— TASK OBJECTIVE —
Identify all lines below that hold "iecur" and collect them.

Recorded data:
__________________________________________________

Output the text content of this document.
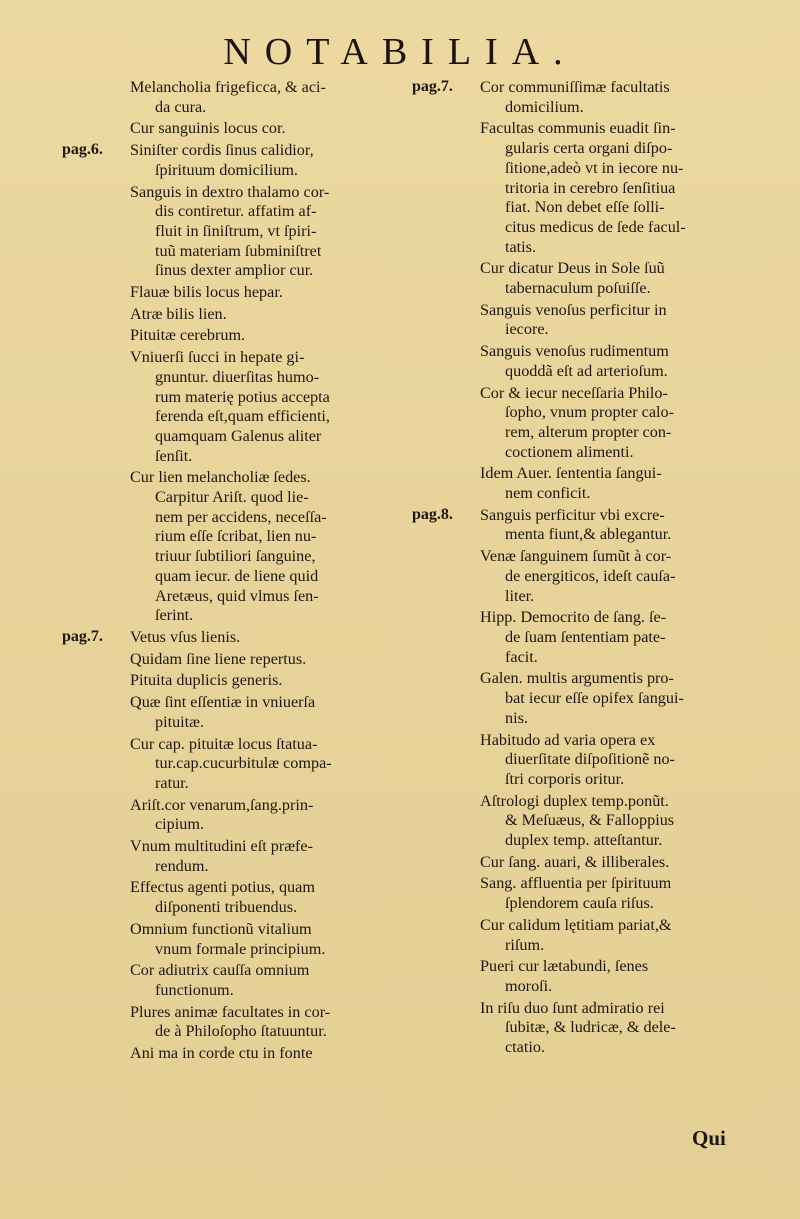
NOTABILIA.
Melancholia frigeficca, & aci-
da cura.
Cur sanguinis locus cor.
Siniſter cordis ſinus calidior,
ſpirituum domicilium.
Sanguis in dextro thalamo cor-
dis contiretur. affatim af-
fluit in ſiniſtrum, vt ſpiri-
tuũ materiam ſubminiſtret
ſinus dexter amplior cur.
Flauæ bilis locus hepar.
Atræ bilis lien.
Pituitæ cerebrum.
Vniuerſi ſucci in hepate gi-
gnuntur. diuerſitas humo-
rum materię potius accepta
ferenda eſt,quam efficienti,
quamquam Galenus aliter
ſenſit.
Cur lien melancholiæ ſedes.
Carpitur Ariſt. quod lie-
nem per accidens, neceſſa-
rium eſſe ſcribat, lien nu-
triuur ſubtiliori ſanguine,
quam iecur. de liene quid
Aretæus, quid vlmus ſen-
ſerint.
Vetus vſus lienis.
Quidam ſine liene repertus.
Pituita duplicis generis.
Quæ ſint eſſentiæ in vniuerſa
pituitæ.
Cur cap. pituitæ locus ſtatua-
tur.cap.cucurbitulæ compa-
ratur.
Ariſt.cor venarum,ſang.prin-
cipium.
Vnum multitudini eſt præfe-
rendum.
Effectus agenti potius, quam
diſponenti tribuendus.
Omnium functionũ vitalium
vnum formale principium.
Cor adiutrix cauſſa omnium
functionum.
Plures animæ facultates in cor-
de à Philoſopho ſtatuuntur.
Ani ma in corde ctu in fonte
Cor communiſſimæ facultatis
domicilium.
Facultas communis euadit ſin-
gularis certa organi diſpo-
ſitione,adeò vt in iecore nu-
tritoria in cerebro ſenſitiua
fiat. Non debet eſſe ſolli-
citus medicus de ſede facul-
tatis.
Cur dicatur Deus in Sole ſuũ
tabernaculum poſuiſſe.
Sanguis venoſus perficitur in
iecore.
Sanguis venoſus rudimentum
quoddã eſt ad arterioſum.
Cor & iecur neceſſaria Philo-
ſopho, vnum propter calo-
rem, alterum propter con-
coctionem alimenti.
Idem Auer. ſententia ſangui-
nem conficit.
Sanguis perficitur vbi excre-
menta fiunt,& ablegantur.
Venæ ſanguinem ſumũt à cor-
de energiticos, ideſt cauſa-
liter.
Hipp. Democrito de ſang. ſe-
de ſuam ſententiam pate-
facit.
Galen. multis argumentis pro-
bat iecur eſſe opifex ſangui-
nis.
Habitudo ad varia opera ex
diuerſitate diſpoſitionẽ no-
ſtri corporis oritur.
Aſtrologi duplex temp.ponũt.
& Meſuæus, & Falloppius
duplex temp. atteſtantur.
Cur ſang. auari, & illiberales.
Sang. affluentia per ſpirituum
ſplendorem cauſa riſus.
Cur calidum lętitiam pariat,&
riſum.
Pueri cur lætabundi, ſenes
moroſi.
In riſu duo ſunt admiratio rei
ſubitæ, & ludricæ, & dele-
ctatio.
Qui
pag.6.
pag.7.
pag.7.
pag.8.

__________________________________________________

— TASK RESULT —
quam iecur. de liene quid
Cor & iecur neceſſaria Philo-
bat iecur eſſe opifex ſangui-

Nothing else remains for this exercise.